Without the pictures, return all of the material exactly as written.

++++++++

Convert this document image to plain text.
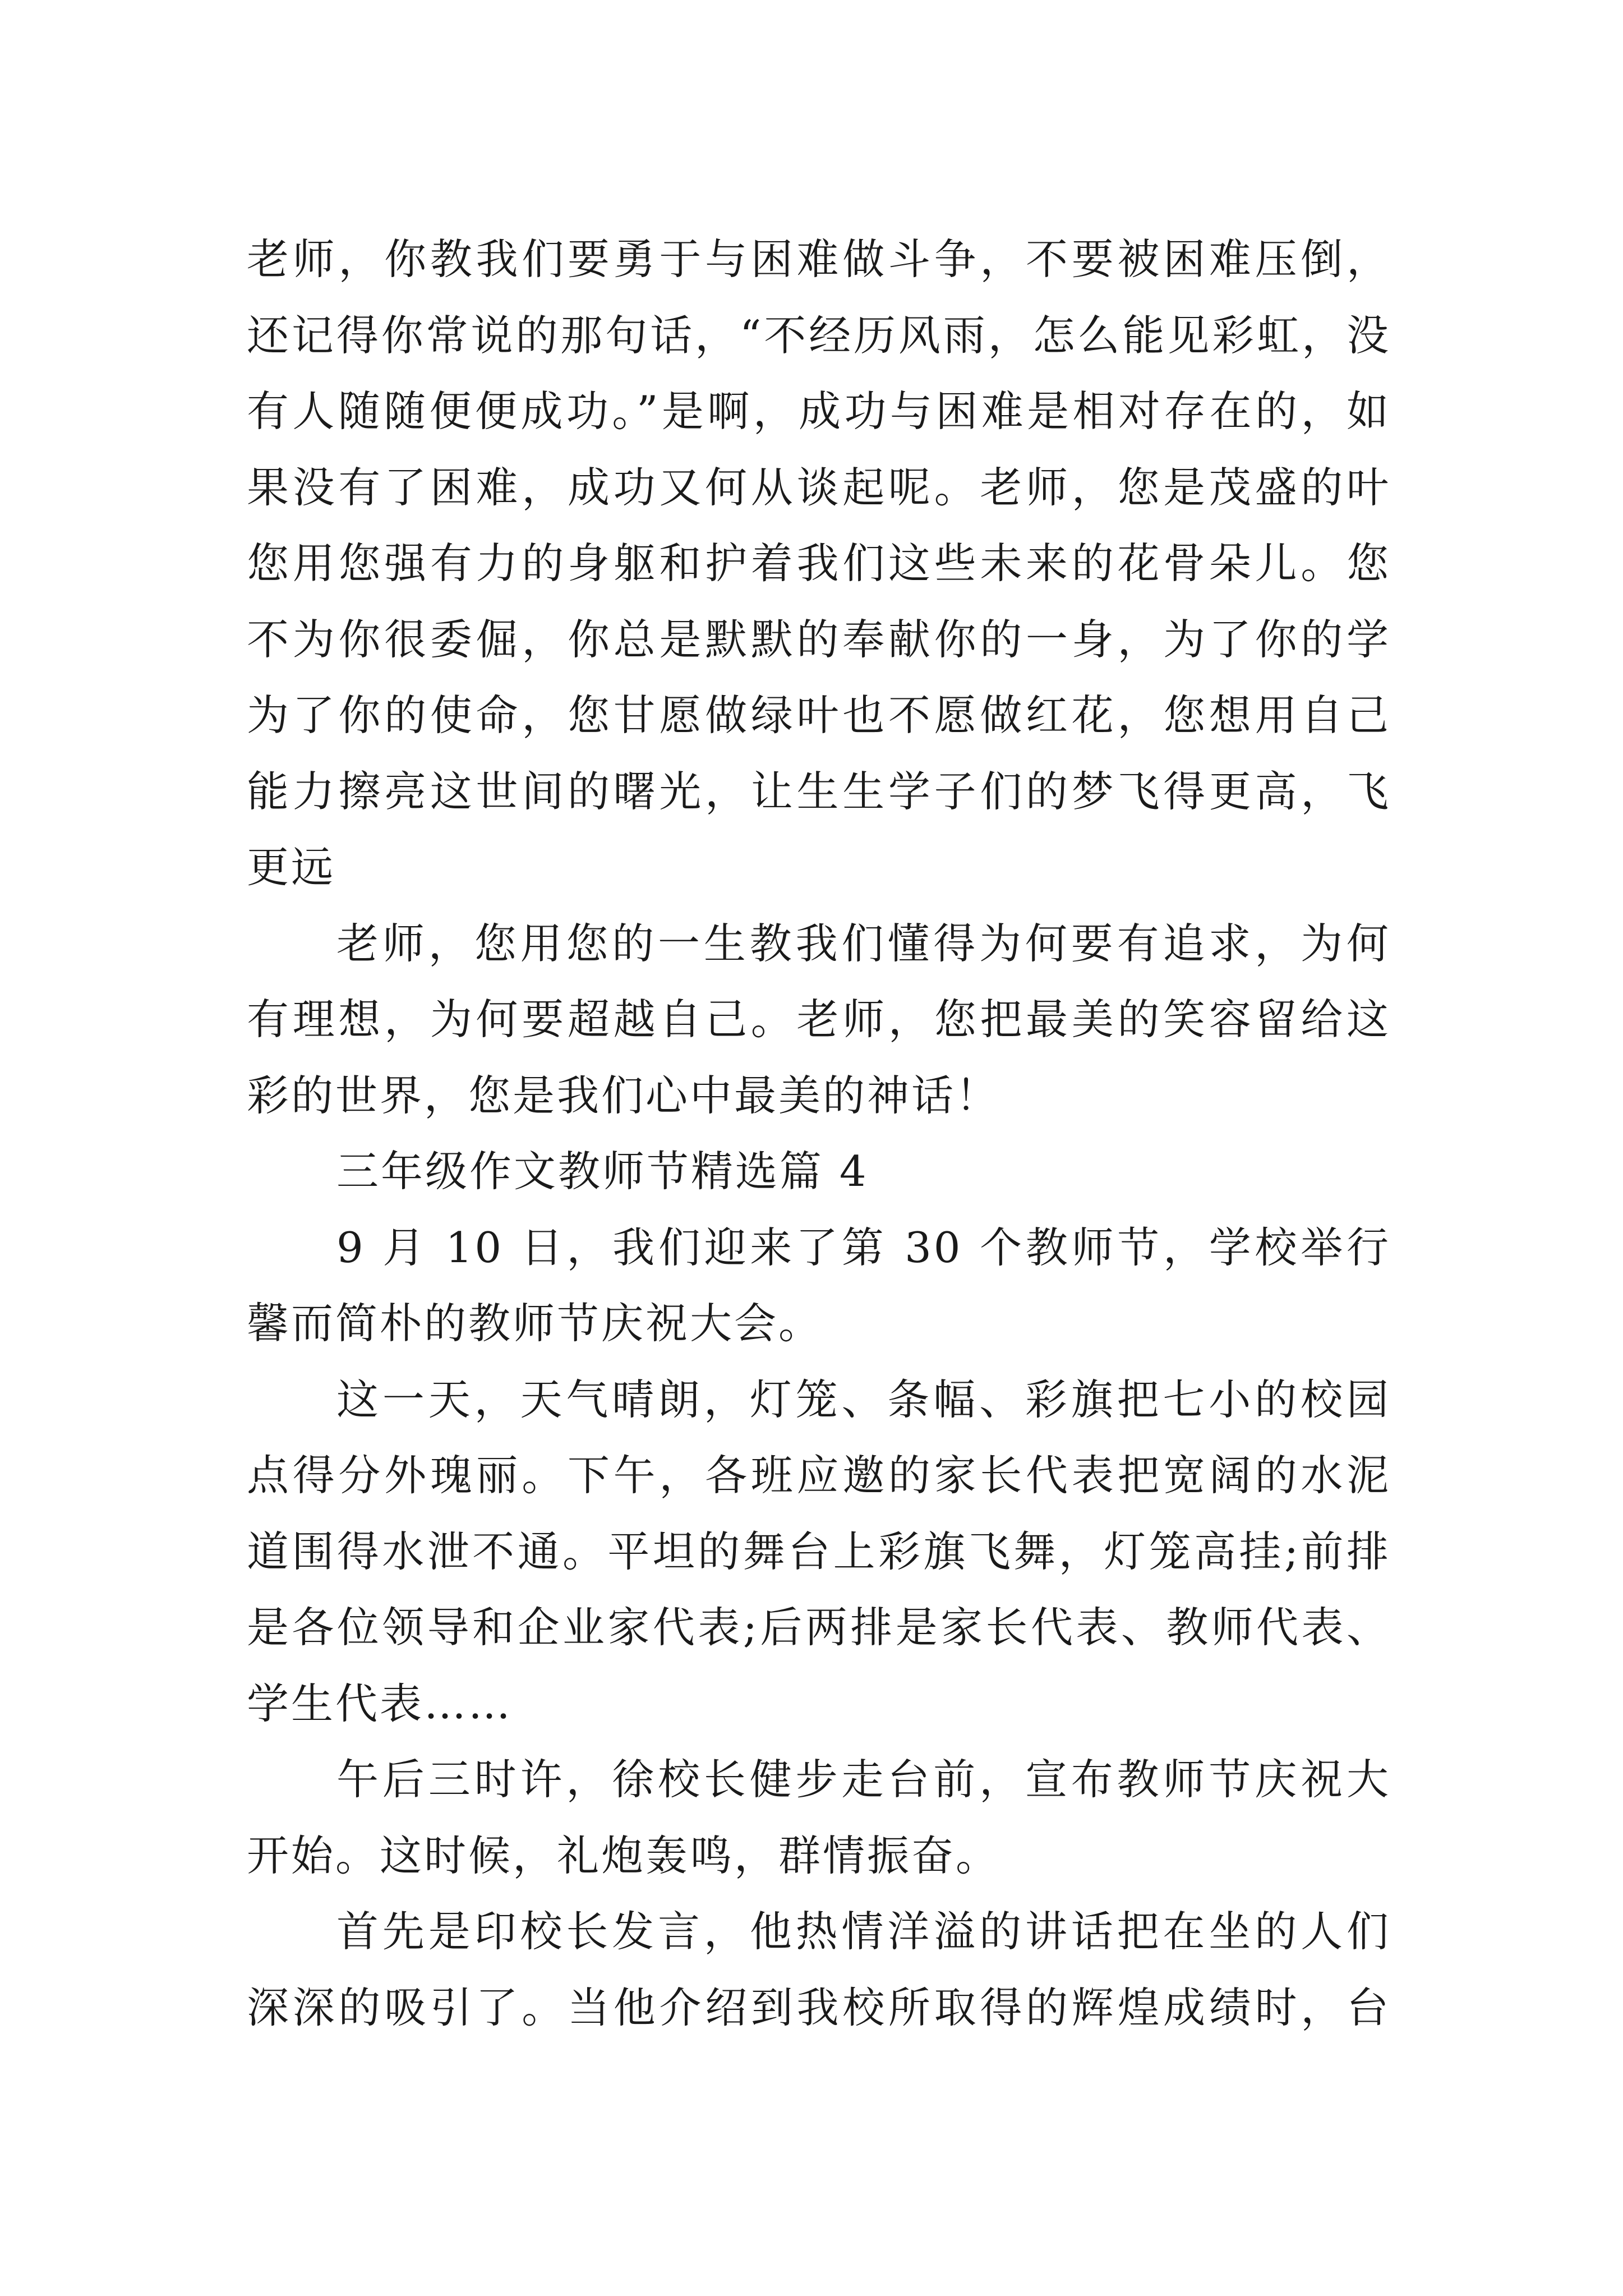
老师，你教我们要勇于与困难做斗争，不要被困难压倒，
还记得你常说的那句话，“不经历风雨，怎么能见彩虹，没
有人随随便便成功。”是啊，成功与困难是相对存在的，如
果没有了困难，成功又何从谈起呢。老师，您是茂盛的叶
您用您强有力的身躯和护着我们这些未来的花骨朵儿。您
不为你很委倔，你总是默默的奉献你的一身，为了你的学
为了你的使命，您甘愿做绿叶也不愿做红花，您想用自己
能力擦亮这世间的曙光，让生生学子们的梦飞得更高，飞
更远
老师，您用您的一生教我们懂得为何要有追求，为何
有理想，为何要超越自己。老师，您把最美的笑容留给这
彩的世界，您是我们心中最美的神话！
三年级作文教师节精选篇 4
9 月 10 日，我们迎来了第 30 个教师节，学校举行
馨而简朴的教师节庆祝大会。
这一天，天气晴朗，灯笼、条幅、彩旗把七小的校园
点得分外瑰丽。下午，各班应邀的家长代表把宽阔的水泥
道围得水泄不通。平坦的舞台上彩旗飞舞，灯笼高挂;前排
是各位领导和企业家代表;后两排是家长代表、教师代表、
学生代表……
午后三时许，徐校长健步走台前，宣布教师节庆祝大
开始。这时候，礼炮轰鸣，群情振奋。
首先是印校长发言，他热情洋溢的讲话把在坐的人们
深深的吸引了。当他介绍到我校所取得的辉煌成绩时，台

++++++++

> **Full solution**:
Convert this document image to plain text.
老师，你教我们要勇于与困难做斗争，不要被困难压倒，
还记得你常说的那句话，“不经历风雨，怎么能见彩虹，没
有人随随便便成功。”是啊，成功与困难是相对存在的，如
果没有了困难，成功又何从谈起呢。老师，您是茂盛的叶
您用您强有力的身躯和护着我们这些未来的花骨朵儿。您
不为你很委倔，你总是默默的奉献你的一身，为了你的学
为了你的使命，您甘愿做绿叶也不愿做红花，您想用自己
能力擦亮这世间的曙光，让生生学子们的梦飞得更高，飞
更远
老师，您用您的一生教我们懂得为何要有追求，为何
有理想，为何要超越自己。老师，您把最美的笑容留给这
彩的世界，您是我们心中最美的神话！
三年级作文教师节精选篇 4
9 月 10 日，我们迎来了第 30 个教师节，学校举行
馨而简朴的教师节庆祝大会。
这一天，天气晴朗，灯笼、条幅、彩旗把七小的校园
点得分外瑰丽。下午，各班应邀的家长代表把宽阔的水泥
道围得水泄不通。平坦的舞台上彩旗飞舞，灯笼高挂;前排
是各位领导和企业家代表;后两排是家长代表、教师代表、
学生代表……
午后三时许，徐校长健步走台前，宣布教师节庆祝大
开始。这时候，礼炮轰鸣，群情振奋。
首先是印校长发言，他热情洋溢的讲话把在坐的人们
深深的吸引了。当他介绍到我校所取得的辉煌成绩时，台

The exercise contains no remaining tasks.